▶ **Stated goal**: Omit images. Retype all entries verbatim.

Rows from a dataset:
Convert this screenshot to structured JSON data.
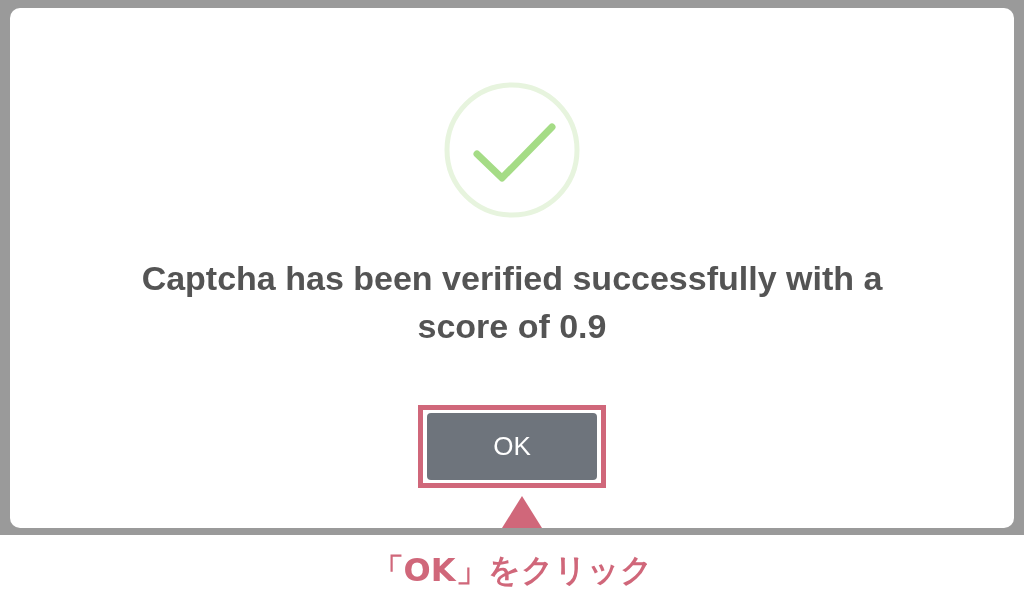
{
  "dialog": {
    "message": "Captcha has been verified successfully with a score of 0.9",
    "button": "OK"
  },
  "annotation": {
    "caption": "「OK」をクリック"
  }
}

▶ **Task solution**:
Convert this screenshot to structured JSON data.
{
  "dialog": {
    "message": "Captcha has been verified successfully with a score of 0.9",
    "button": "OK"
  },
  "annotation": {
    "caption": "「OK」をクリック"
  }
}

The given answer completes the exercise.